Write the data below out exactly as it stands. Do not include the pictures.
>> begin Stored records
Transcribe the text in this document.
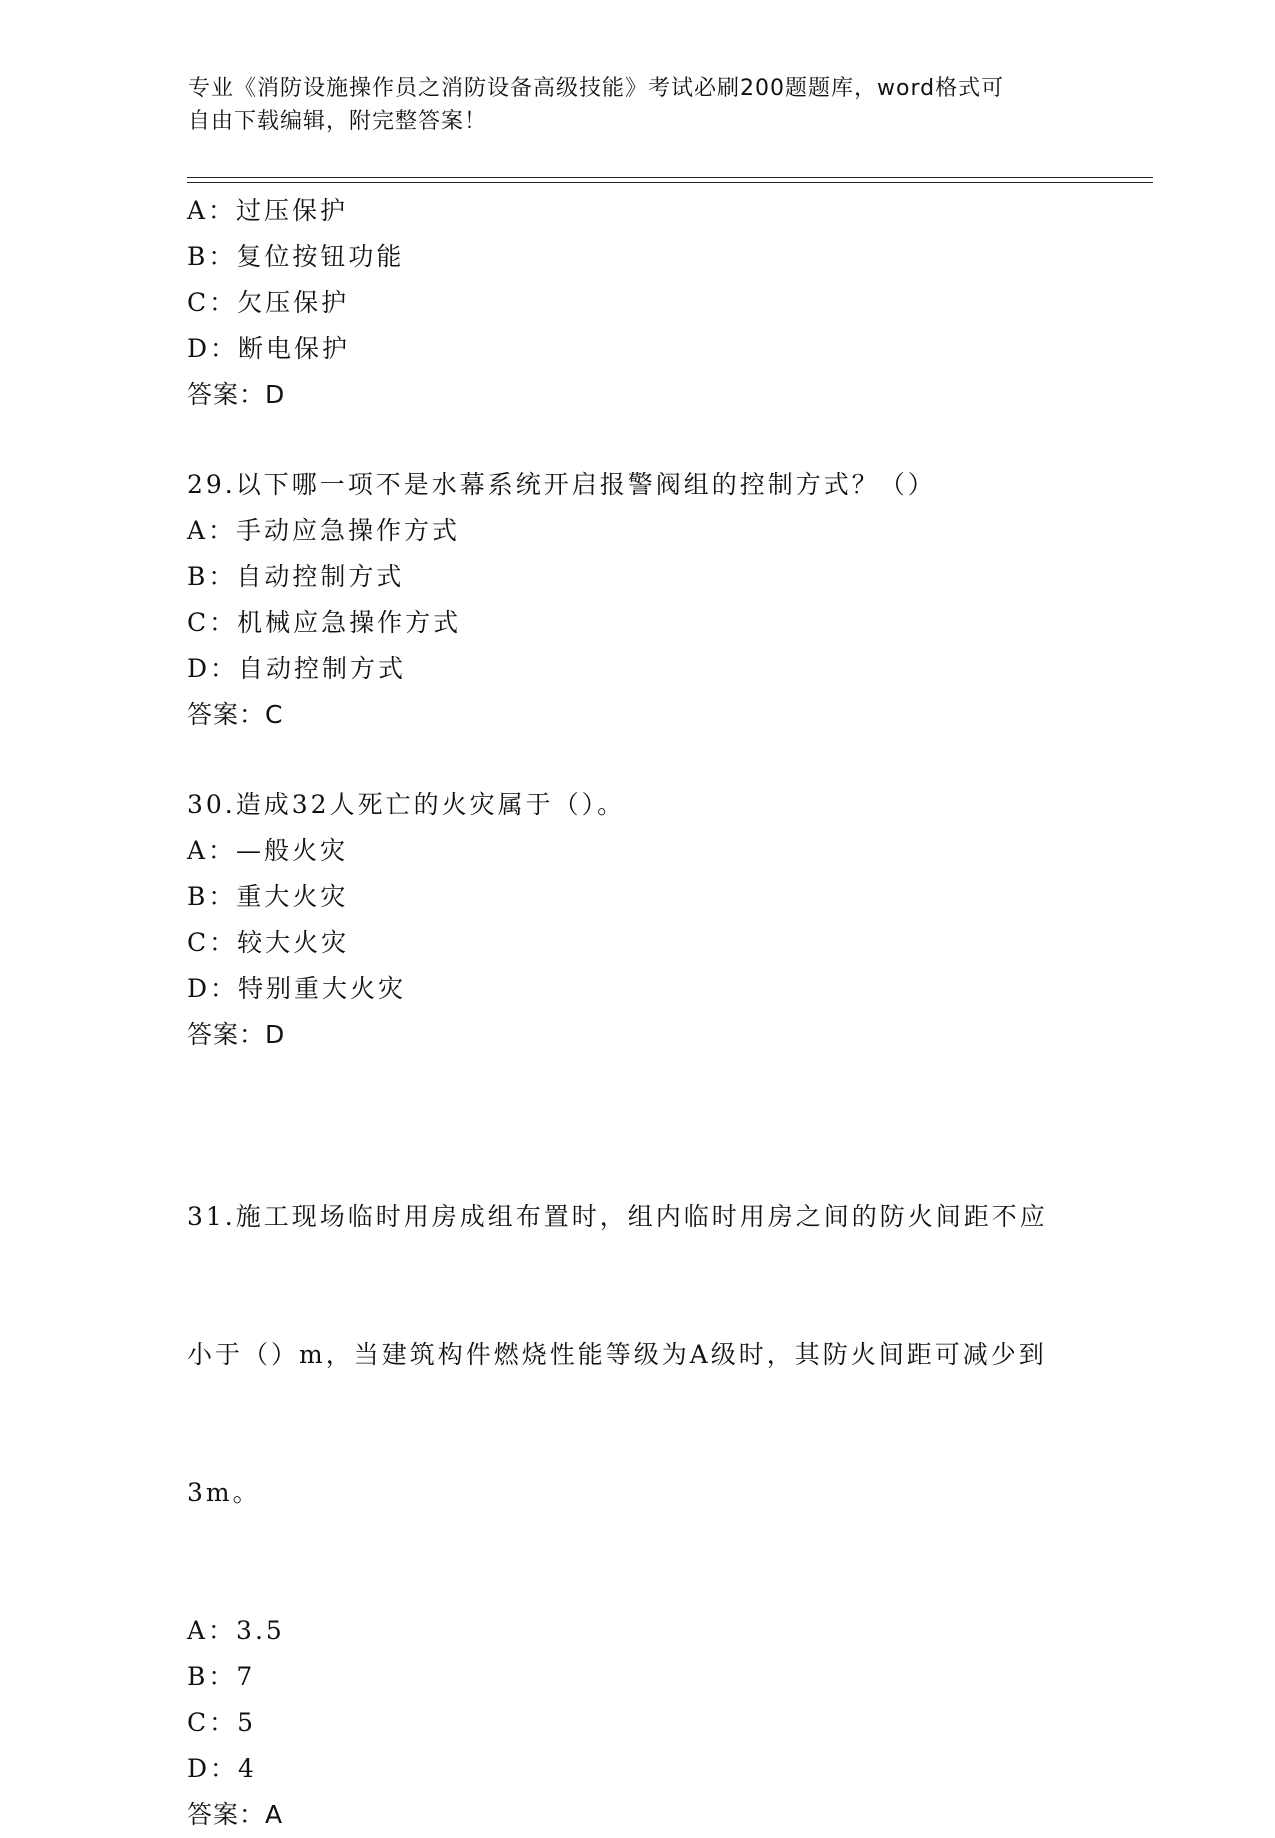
专业《消防设施操作员之消防设备高级技能》考试必刷200题题库，word格式可
自由下载编辑，附完整答案！
A：过压保护
B：复位按钮功能
C：欠压保护
D：断电保护
答案：D
29.以下哪一项不是水幕系统开启报警阀组的控制方式？（）
A：手动应急操作方式
B：自动控制方式
C：机械应急操作方式
D：自动控制方式
答案：C
30.造成32人死亡的火灾属于（）。
A：—般火灾
B：重大火灾
C：较大火灾
D：特别重大火灾
答案：D

31.施工现场临时用房成组布置时，组内临时用房之间的防火间距不应

小于（）m，当建筑构件燃烧性能等级为A级时，其防火间距可减少到

3m。

A：3.5
B：7
C：5
D：4
答案：A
>> end Stored records
Response to the exercise »
Transcribe the text in this document.
专业《消防设施操作员之消防设备高级技能》考试必刷200题题库，word格式可
自由下载编辑，附完整答案！
A：过压保护
B：复位按钮功能
C：欠压保护
D：断电保护
答案：D
29.以下哪一项不是水幕系统开启报警阀组的控制方式？（）
A：手动应急操作方式
B：自动控制方式
C：机械应急操作方式
D：自动控制方式
答案：C
30.造成32人死亡的火灾属于（）。
A：—般火灾
B：重大火灾
C：较大火灾
D：特别重大火灾
答案：D

31.施工现场临时用房成组布置时，组内临时用房之间的防火间距不应

小于（）m，当建筑构件燃烧性能等级为A级时，其防火间距可减少到

3m。

A：3.5
B：7
C：5
D：4
答案：A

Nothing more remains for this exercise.